(Instructions to follow): Determine how many lines contain the string "slope" and reply with that number alone.

(Records to use):
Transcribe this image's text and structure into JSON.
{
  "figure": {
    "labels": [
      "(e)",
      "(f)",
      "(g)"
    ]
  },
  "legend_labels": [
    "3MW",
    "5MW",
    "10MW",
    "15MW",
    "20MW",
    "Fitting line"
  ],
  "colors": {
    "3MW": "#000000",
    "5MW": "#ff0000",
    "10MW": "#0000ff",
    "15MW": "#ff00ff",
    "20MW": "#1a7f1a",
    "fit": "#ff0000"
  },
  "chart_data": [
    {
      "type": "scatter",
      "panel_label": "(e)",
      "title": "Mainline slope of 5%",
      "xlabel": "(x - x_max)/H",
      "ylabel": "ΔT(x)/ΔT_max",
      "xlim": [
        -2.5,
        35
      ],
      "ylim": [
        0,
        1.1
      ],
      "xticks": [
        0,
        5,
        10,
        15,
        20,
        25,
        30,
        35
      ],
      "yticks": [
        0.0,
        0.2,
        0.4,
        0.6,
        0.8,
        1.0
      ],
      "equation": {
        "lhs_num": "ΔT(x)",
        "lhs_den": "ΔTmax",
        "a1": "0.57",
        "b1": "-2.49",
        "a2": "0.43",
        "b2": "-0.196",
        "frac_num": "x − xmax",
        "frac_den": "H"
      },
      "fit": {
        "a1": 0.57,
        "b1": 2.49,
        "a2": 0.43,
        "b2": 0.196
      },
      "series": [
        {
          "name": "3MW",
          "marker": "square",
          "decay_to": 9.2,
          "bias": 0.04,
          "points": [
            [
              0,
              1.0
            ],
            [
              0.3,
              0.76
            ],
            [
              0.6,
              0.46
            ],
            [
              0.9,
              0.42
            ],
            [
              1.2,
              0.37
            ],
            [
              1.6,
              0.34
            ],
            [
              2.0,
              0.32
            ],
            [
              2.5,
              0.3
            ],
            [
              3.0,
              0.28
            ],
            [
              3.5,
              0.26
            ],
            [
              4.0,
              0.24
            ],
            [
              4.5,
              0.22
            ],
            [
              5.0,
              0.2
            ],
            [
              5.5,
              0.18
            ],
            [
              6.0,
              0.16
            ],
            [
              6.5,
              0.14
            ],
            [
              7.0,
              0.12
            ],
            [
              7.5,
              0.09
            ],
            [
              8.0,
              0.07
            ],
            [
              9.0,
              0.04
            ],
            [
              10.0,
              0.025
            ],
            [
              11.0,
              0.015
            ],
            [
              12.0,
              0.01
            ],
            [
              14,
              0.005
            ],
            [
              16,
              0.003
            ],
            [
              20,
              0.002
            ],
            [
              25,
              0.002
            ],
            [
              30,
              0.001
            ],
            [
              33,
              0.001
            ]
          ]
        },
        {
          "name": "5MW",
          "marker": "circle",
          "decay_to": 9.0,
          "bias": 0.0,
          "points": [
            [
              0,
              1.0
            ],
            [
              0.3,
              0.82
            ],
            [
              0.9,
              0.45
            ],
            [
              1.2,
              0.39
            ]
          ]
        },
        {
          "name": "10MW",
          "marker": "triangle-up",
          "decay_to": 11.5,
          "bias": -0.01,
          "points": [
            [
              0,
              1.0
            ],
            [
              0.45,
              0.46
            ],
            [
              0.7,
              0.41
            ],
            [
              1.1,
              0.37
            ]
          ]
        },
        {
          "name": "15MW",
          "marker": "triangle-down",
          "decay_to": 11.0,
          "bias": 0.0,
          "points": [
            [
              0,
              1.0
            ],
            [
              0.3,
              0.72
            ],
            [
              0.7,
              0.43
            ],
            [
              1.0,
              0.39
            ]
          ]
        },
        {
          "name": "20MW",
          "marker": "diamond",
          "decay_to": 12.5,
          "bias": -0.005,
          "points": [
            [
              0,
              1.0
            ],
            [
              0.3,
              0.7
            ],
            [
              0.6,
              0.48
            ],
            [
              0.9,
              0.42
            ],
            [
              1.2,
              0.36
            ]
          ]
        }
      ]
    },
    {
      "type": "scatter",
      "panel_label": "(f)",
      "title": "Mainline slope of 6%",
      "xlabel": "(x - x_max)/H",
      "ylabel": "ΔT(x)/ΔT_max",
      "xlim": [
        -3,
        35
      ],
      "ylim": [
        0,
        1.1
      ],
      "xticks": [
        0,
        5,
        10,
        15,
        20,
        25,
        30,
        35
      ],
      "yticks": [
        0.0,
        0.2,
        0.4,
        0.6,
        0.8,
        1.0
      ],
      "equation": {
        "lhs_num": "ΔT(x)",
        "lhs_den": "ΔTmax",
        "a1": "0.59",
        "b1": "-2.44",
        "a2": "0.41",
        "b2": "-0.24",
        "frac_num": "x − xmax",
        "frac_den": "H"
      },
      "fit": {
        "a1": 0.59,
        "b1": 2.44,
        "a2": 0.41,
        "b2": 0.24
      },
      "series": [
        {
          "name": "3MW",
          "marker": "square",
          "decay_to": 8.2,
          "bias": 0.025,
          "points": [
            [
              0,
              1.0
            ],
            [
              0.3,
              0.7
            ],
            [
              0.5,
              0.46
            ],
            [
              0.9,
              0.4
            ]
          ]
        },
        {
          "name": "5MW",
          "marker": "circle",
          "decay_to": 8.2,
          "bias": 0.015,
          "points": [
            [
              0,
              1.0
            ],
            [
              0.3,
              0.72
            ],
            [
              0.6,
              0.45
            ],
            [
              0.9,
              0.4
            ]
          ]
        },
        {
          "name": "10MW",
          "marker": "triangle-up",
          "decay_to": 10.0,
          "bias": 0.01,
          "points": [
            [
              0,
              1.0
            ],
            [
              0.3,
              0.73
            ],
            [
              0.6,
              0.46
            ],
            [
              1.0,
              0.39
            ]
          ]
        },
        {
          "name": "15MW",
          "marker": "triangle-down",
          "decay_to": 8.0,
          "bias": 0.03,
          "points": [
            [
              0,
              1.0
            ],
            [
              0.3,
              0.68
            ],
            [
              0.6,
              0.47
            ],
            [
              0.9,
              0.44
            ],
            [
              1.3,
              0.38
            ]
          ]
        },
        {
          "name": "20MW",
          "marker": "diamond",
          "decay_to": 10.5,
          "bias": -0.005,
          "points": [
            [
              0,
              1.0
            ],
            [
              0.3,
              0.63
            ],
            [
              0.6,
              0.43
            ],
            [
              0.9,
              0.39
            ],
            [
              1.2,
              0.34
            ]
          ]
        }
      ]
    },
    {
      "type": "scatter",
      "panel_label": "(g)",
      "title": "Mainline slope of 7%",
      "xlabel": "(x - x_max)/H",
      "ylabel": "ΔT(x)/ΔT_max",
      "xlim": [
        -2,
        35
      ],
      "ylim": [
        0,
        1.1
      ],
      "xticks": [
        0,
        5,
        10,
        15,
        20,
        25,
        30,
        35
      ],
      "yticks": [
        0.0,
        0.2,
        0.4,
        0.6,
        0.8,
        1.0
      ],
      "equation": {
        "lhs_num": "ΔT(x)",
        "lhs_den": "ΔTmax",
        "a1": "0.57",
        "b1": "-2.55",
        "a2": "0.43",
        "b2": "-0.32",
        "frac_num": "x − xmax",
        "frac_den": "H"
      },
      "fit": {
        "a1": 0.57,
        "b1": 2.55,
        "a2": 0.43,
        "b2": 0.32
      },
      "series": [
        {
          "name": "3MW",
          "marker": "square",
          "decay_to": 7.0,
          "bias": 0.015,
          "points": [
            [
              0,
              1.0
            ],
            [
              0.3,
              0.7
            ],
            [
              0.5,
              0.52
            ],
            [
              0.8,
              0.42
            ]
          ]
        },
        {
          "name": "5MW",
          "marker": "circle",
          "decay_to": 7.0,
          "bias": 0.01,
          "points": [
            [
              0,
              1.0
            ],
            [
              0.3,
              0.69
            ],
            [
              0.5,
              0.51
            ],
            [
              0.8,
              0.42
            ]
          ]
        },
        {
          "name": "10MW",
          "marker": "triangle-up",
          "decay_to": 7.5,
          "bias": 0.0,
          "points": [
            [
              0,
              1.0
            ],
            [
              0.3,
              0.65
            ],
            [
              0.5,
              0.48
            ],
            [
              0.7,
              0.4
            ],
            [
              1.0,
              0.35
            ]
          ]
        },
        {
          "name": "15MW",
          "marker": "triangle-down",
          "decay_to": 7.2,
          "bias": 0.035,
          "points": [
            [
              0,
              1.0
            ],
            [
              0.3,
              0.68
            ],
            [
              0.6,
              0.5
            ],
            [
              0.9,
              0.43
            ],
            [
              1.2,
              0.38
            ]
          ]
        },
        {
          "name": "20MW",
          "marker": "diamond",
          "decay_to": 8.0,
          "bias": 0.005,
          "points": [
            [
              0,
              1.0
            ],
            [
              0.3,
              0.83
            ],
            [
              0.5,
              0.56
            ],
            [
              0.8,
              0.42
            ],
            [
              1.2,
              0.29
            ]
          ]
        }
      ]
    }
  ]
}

(Task answer): 3